>> Begin Supplied material

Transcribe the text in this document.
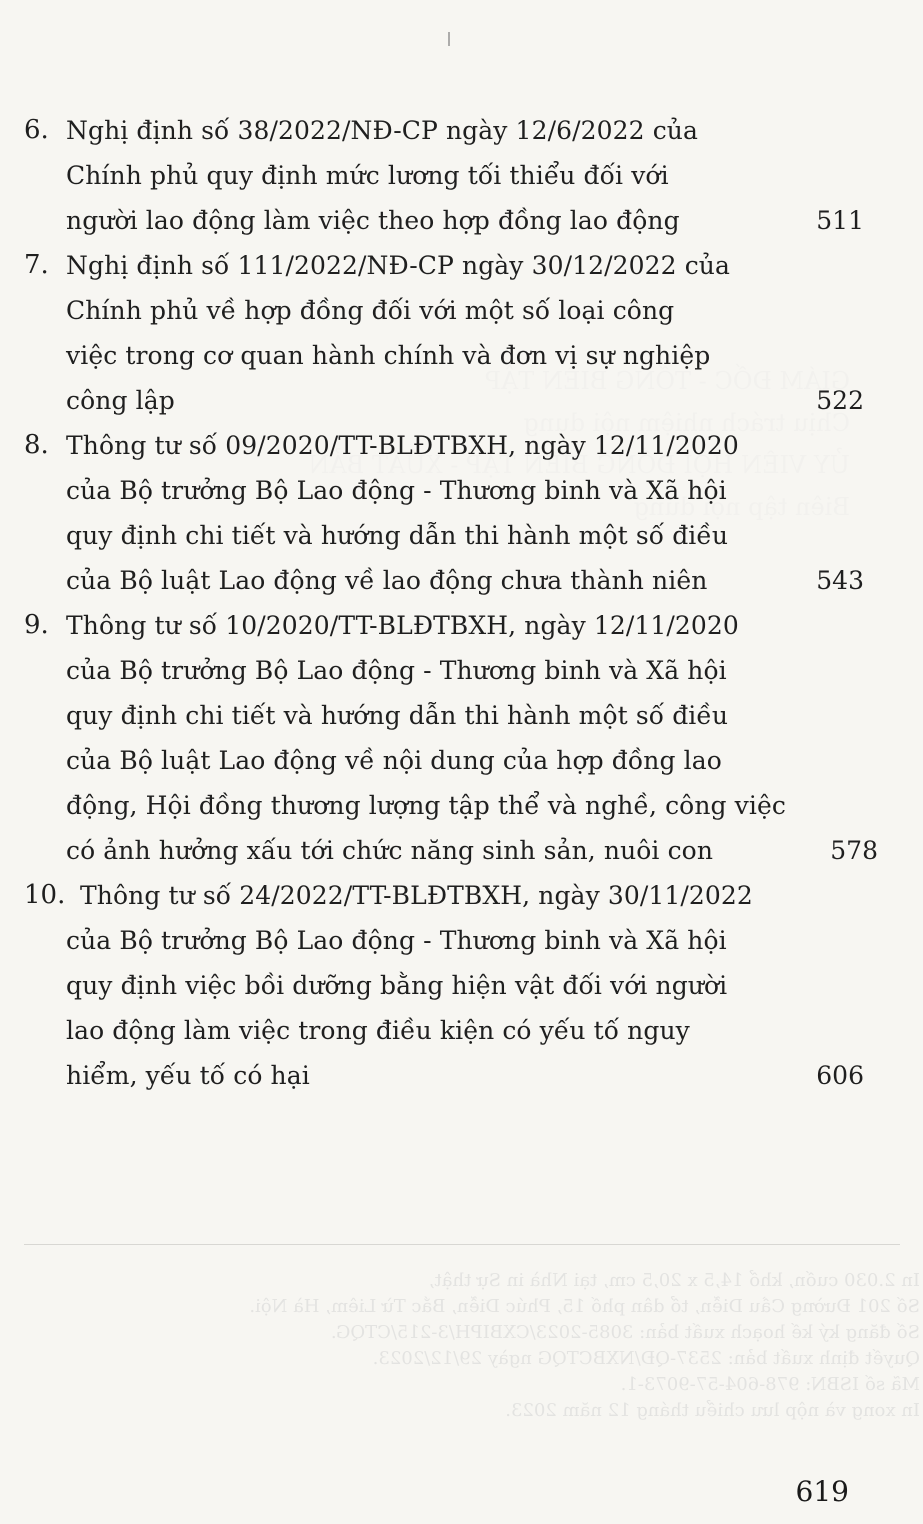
GIÁM ĐỐC - TỔNG BIÊN TẬP
Chịu trách nhiệm nội dung
ỦY VIÊN HỘI ĐỒNG BIÊN TẬP - XUẤT BẢN
Biên tập nội dung
6. Nghị định số 38/2022/NĐ-CP ngày 12/6/2022 của
Chính phủ quy định mức lương tối thiểu đối với
người lao động làm việc theo hợp đồng lao động	511
7. Nghị định số 111/2022/NĐ-CP ngày 30/12/2022 của
Chính phủ về hợp đồng đối với một số loại công
việc trong cơ quan hành chính và đơn vị sự nghiệp
công lập	522
8. Thông tư số 09/2020/TT-BLĐTBXH, ngày 12/11/2020
của Bộ trưởng Bộ Lao động - Thương binh và Xã hội
quy định chi tiết và hướng dẫn thi hành một số điều
của Bộ luật Lao động về lao động chưa thành niên	543
9. Thông tư số 10/2020/TT-BLĐTBXH, ngày 12/11/2020
của Bộ trưởng Bộ Lao động - Thương binh và Xã hội
quy định chi tiết và hướng dẫn thi hành một số điều
của Bộ luật Lao động về nội dung của hợp đồng lao
động, Hội đồng thương lượng tập thể và nghề, công việc
có ảnh hưởng xấu tới chức năng sinh sản, nuôi con	578
10. Thông tư số 24/2022/TT-BLĐTBXH, ngày 30/11/2022
của Bộ trưởng Bộ Lao động - Thương binh và Xã hội
quy định việc bồi dưỡng bằng hiện vật đối với người
lao động làm việc trong điều kiện có yếu tố nguy
hiểm, yếu tố có hại	606
In 2.030 cuốn, khổ 14,5 x 20,5 cm, tại Nhà in Sự thật,
Số 201 Đường Cầu Diễn, tổ dân phố 15, Phúc Diễn, Bắc Từ Liêm, Hà Nội.
Số đăng ký kế hoạch xuất bản: 3085-2023/CXBIPH/3-215/CTQG.
Quyết định xuất bản: 2537-QĐ/NXBCTQG ngày 29/12/2023.
Mã số ISBN: 978-604-57-9073-1.
In xong và nộp lưu chiểu tháng 12 năm 2023.
619
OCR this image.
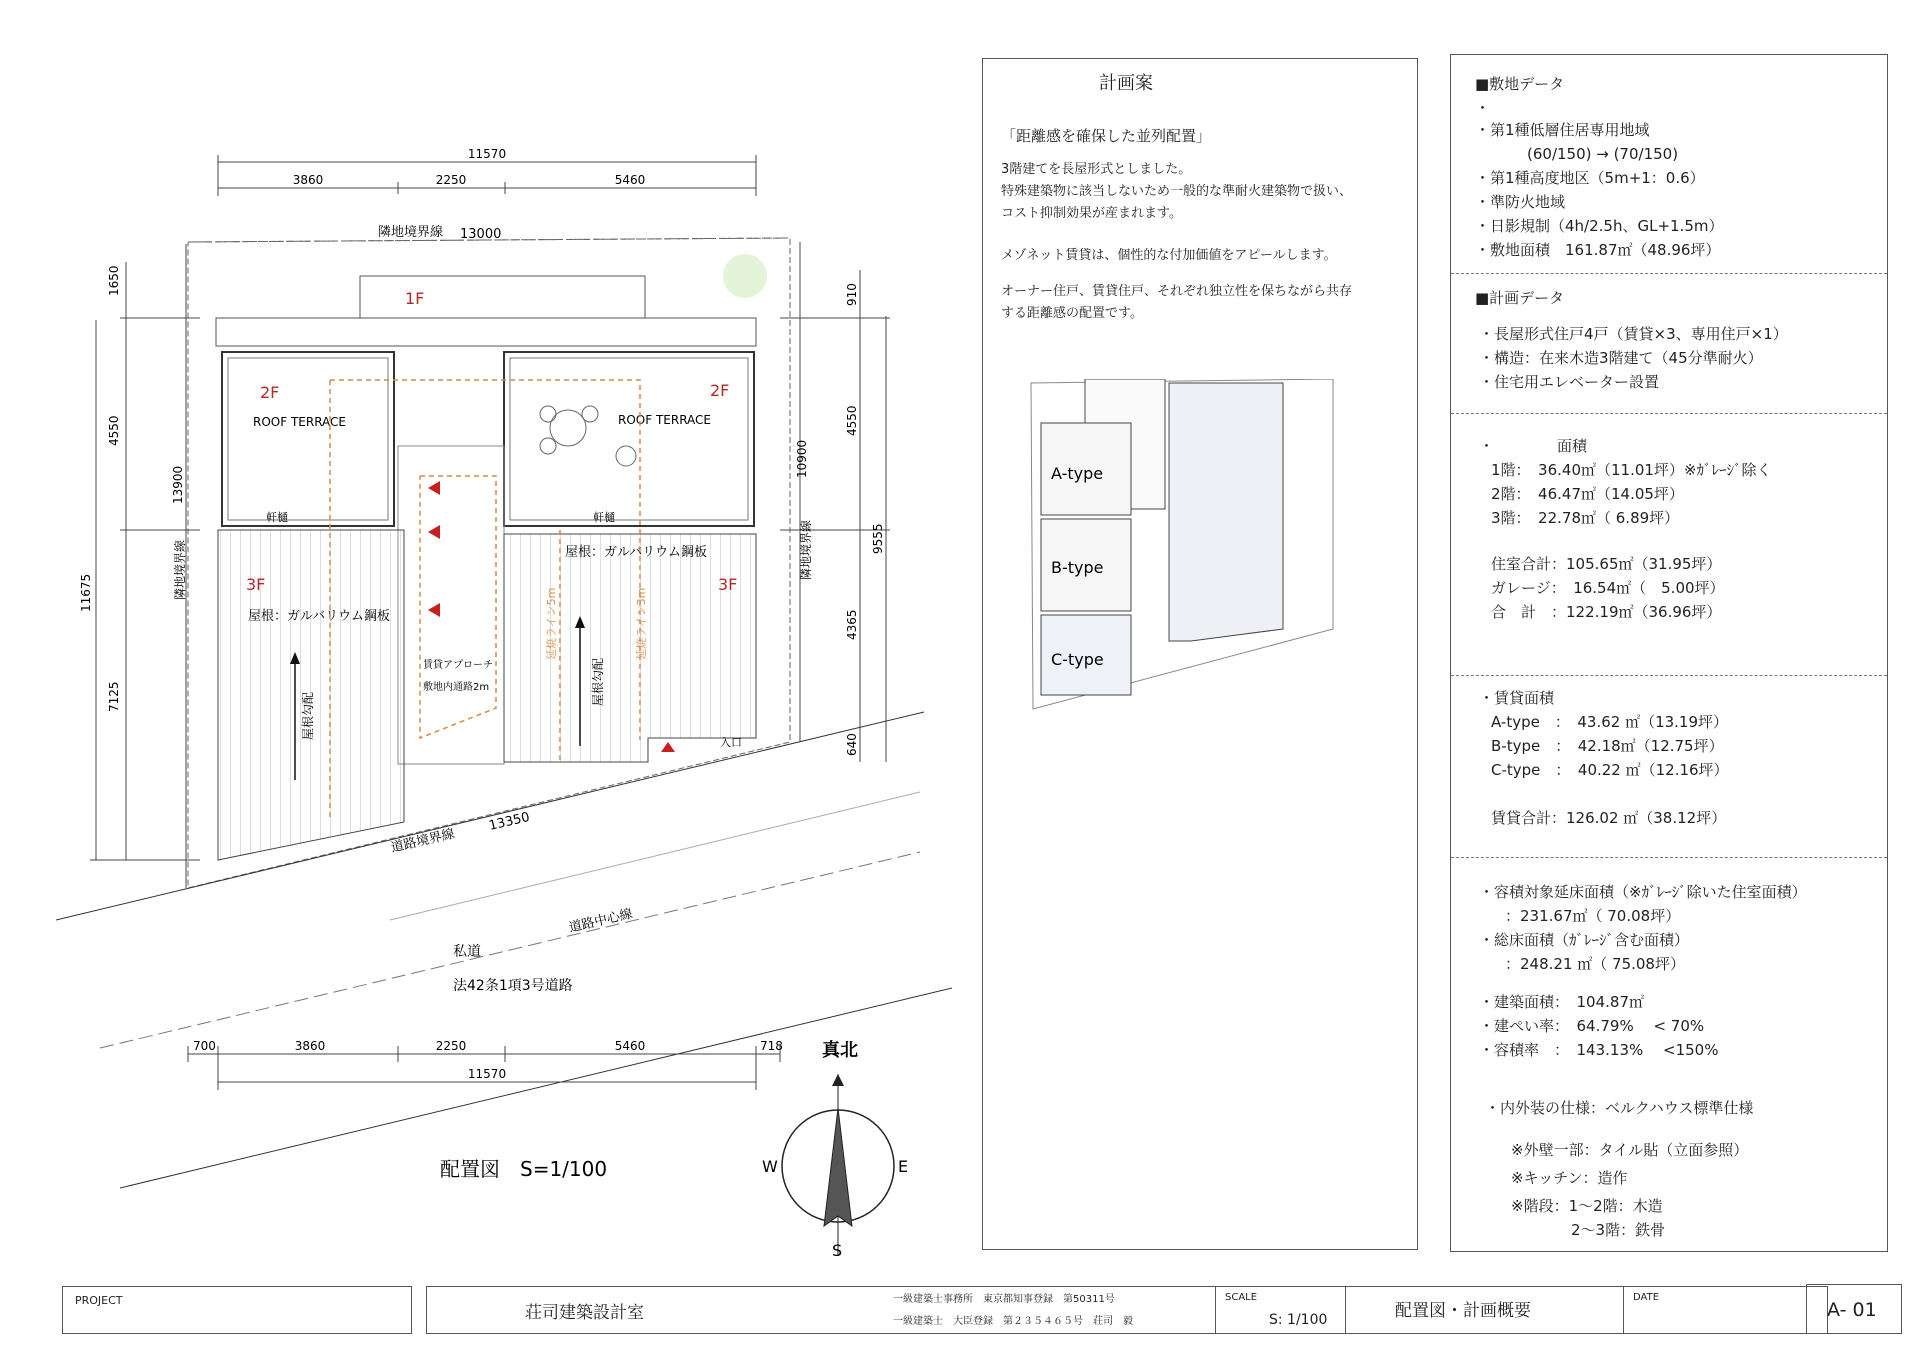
11570
3860	2250	5460
隣地境界線 13000
1F
2F
ROOF TERRACE
軒樋
2F
ROOF TERRACE
軒樋
3F
屋根：ガルバリウム鋼板
屋根勾配
3F
屋根：ガルバリウム鋼板
屋根勾配
延焼ライン5m	延焼ライン3m
賃貸アプローチ
敷地内通路2m
入口
1650
4550
13900
11675
7125
隣地境界線
910
4550
10900
9555
4365
640
隣地境界線
道路境界線
13350
道路中心線
私道
法42条1項3号道路
700	3860	2250	5460	718
11570
配置図　S=1/100
真北
W	E
S
計画案
「距離感を確保した並列配置」
3階建てを長屋形式としました。
特殊建築物に該当しないため一般的な準耐火建築物で扱い、
コスト抑制効果が産まれます。
メゾネット賃貸は、個性的な付加価値をアピールします。
オーナー住戸、賃貸住戸、それぞれ独立性を保ちながら共存
する距離感の配置です。
A-type
B-type
C-type
■敷地データ
・
・第1種低層住居専用地域
(60/150) → (70/150)
・第1種高度地区（5m+1：0.6）
・準防火地域
・日影規制（4h/2.5h、GL+1.5m）
・敷地面積　161.87㎡（48.96坪）
■計画データ
・長屋形式住戸4戸（賃貸×3、専用住戸×1）
・構造：在来木造3階建て（45分準耐火）
・住宅用エレベーター設置
・	面積
1階：　36.40㎡（11.01坪）※ｶﾞﾚｰｼﾞ除く
2階：　46.47㎡（14.05坪）
3階：　22.78㎡（ 6.89坪）
住室合計：105.65㎡（31.95坪）
ガレージ：　16.54㎡（　5.00坪）
合　計　：122.19㎡（36.96坪）
・賃貸面積
A-type　：　43.62 ㎡（13.19坪）
B-type　：　42.18㎡（12.75坪）
C-type　：　40.22 ㎡（12.16坪）
賃貸合計：126.02 ㎡（38.12坪）
・容積対象延床面積（※ｶﾞﾚｰｼﾞ除いた住室面積）
：231.67㎡（ 70.08坪）
・総床面積（ｶﾞﾚｰｼﾞ含む面積）
：248.21 ㎡（ 75.08坪）
・建築面積：　104.87㎡
・建ぺい率：　64.79%　 < 70%
・容積率　：　143.13%　 <150%
・内外装の仕様：ベルクハウス標準仕様
※外壁一部：タイル貼（立面参照）
※キッチン：造作
※階段：1～2階：木造
2～3階：鉄骨
PROJECT
荘司建築設計室
一級建築士事務所　東京都知事登録　第50311号
一級建築士　大臣登録　第２３５４６５号　荘司　毅
SCALE
S: 1/100	配置図・計画概要
DATE
A- 01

>> End Supplied material

*Direction:*
Write the records above out again exactly, with no pictures in your copy.

*Task response:*
Transcribe the text in this document.
GIÁM ĐỐC - TỔNG BIÊN TẬP
Chịu trách nhiệm nội dung
ỦY VIÊN HỘI ĐỒNG BIÊN TẬP - XUẤT BẢN
Biên tập nội dung
6. Nghị định số 38/2022/NĐ-CP ngày 12/6/2022 của
Chính phủ quy định mức lương tối thiểu đối với
người lao động làm việc theo hợp đồng lao động	511
7. Nghị định số 111/2022/NĐ-CP ngày 30/12/2022 của
Chính phủ về hợp đồng đối với một số loại công
việc trong cơ quan hành chính và đơn vị sự nghiệp
công lập	522
8. Thông tư số 09/2020/TT-BLĐTBXH, ngày 12/11/2020
của Bộ trưởng Bộ Lao động - Thương binh và Xã hội
quy định chi tiết và hướng dẫn thi hành một số điều
của Bộ luật Lao động về lao động chưa thành niên	543
9. Thông tư số 10/2020/TT-BLĐTBXH, ngày 12/11/2020
của Bộ trưởng Bộ Lao động - Thương binh và Xã hội
quy định chi tiết và hướng dẫn thi hành một số điều
của Bộ luật Lao động về nội dung của hợp đồng lao
động, Hội đồng thương lượng tập thể và nghề, công việc
có ảnh hưởng xấu tới chức năng sinh sản, nuôi con	578
10. Thông tư số 24/2022/TT-BLĐTBXH, ngày 30/11/2022
của Bộ trưởng Bộ Lao động - Thương binh và Xã hội
quy định việc bồi dưỡng bằng hiện vật đối với người
lao động làm việc trong điều kiện có yếu tố nguy
hiểm, yếu tố có hại	606
In 2.030 cuốn, khổ 14,5 x 20,5 cm, tại Nhà in Sự thật,
Số 201 Đường Cầu Diễn, tổ dân phố 15, Phúc Diễn, Bắc Từ Liêm, Hà Nội.
Số đăng ký kế hoạch xuất bản: 3085-2023/CXBIPH/3-215/CTQG.
Quyết định xuất bản: 2537-QĐ/NXBCTQG ngày 29/12/2023.
Mã số ISBN: 978-604-57-9073-1.
In xong và nộp lưu chiểu tháng 12 năm 2023.
619
OCR this image.
11570
3860	2250	5460
隣地境界線 13000
1F
2F
ROOF TERRACE
軒樋
2F
ROOF TERRACE
軒樋
3F
屋根：ガルバリウム鋼板
屋根勾配
3F
屋根：ガルバリウム鋼板
屋根勾配
延焼ライン5m	延焼ライン3m
賃貸アプローチ
敷地内通路2m
入口
1650
4550
13900
11675
7125
隣地境界線
910
4550
10900
9555
4365
640
隣地境界線
道路境界線
13350
道路中心線
私道
法42条1項3号道路
700	3860	2250	5460	718
11570
配置図　S=1/100
真北
W	E
S
計画案
「距離感を確保した並列配置」
3階建てを長屋形式としました。
特殊建築物に該当しないため一般的な準耐火建築物で扱い、
コスト抑制効果が産まれます。
メゾネット賃貸は、個性的な付加価値をアピールします。
オーナー住戸、賃貸住戸、それぞれ独立性を保ちながら共存
する距離感の配置です。
A-type
B-type
C-type
■敷地データ
・
・第1種低層住居専用地域
(60/150) → (70/150)
・第1種高度地区（5m+1：0.6）
・準防火地域
・日影規制（4h/2.5h、GL+1.5m）
・敷地面積　161.87㎡（48.96坪）
■計画データ
・長屋形式住戸4戸（賃貸×3、専用住戸×1）
・構造：在来木造3階建て（45分準耐火）
・住宅用エレベーター設置
・	面積
1階：　36.40㎡（11.01坪）※ｶﾞﾚｰｼﾞ除く
2階：　46.47㎡（14.05坪）
3階：　22.78㎡（ 6.89坪）
住室合計：105.65㎡（31.95坪）
ガレージ：　16.54㎡（　5.00坪）
合　計　：122.19㎡（36.96坪）
・賃貸面積
A-type　：　43.62 ㎡（13.19坪）
B-type　：　42.18㎡（12.75坪）
C-type　：　40.22 ㎡（12.16坪）
賃貸合計：126.02 ㎡（38.12坪）
・容積対象延床面積（※ｶﾞﾚｰｼﾞ除いた住室面積）
：231.67㎡（ 70.08坪）
・総床面積（ｶﾞﾚｰｼﾞ含む面積）
：248.21 ㎡（ 75.08坪）
・建築面積：　104.87㎡
・建ぺい率：　64.79%　 < 70%
・容積率　：　143.13%　 <150%
・内外装の仕様：ベルクハウス標準仕様
※外壁一部：タイル貼（立面参照）
※キッチン：造作
※階段：1～2階：木造
2～3階：鉄骨
PROJECT
荘司建築設計室
一級建築士事務所　東京都知事登録　第50311号
一級建築士　大臣登録　第２３５４６５号　荘司　毅
SCALE
S: 1/100	配置図・計画概要
DATE
A- 01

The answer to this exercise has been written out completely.